- [RECORDS FOR THIS TASK]

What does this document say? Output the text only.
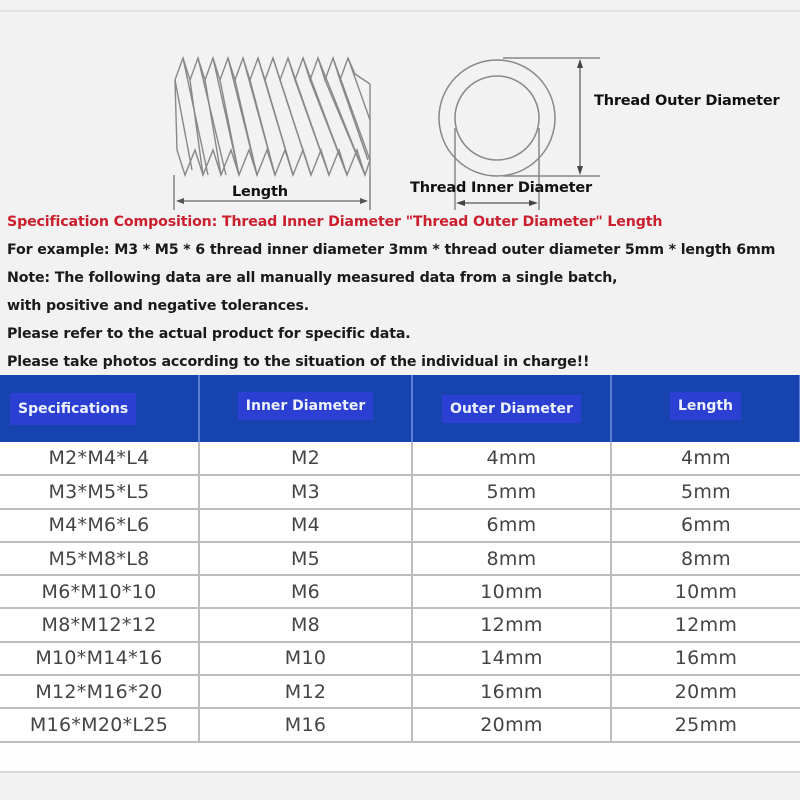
Length	Thread Inner Diameter
Thread Outer Diameter
Specification Composition: Thread Inner Diameter "Thread Outer Diameter" Length
For example: M3 * M5 * 6 thread inner diameter 3mm * thread outer diameter 5mm * length 6mm
Note: The following data are all manually measured data from a single batch,
with positive and negative tolerances.
Please refer to the actual product for specific data.
Please take photos according to the situation of the individual in charge!!
Specifications	Inner Diameter	Outer Diameter	Length
M2*M4*L4	M2	4mm	4mm
M3*M5*L5	M3	5mm	5mm
M4*M6*L6	M4	6mm	6mm
M5*M8*L8	M5	8mm	8mm
M6*M10*10	M6	10mm	10mm
M8*M12*12	M8	12mm	12mm
M10*M14*16	M10	14mm	16mm
M12*M16*20	M12	16mm	20mm
M16*M20*L25	M16	20mm	25mm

- [DO THIS] Transcribe every entry word for word, but omit the pictures.

- [OUTPUT FOR THIS TASK]
What does this document say? Output the text only.
Length	Thread Inner Diameter
Thread Outer Diameter
Specification Composition: Thread Inner Diameter "Thread Outer Diameter" Length
For example: M3 * M5 * 6 thread inner diameter 3mm * thread outer diameter 5mm * length 6mm
Note: The following data are all manually measured data from a single batch,
with positive and negative tolerances.
Please refer to the actual product for specific data.
Please take photos according to the situation of the individual in charge!!
Specifications	Inner Diameter	Outer Diameter	Length
M2*M4*L4	M2	4mm	4mm
M3*M5*L5	M3	5mm	5mm
M4*M6*L6	M4	6mm	6mm
M5*M8*L8	M5	8mm	8mm
M6*M10*10	M6	10mm	10mm
M8*M12*12	M8	12mm	12mm
M10*M14*16	M10	14mm	16mm
M12*M16*20	M12	16mm	20mm
M16*M20*L25	M16	20mm	25mm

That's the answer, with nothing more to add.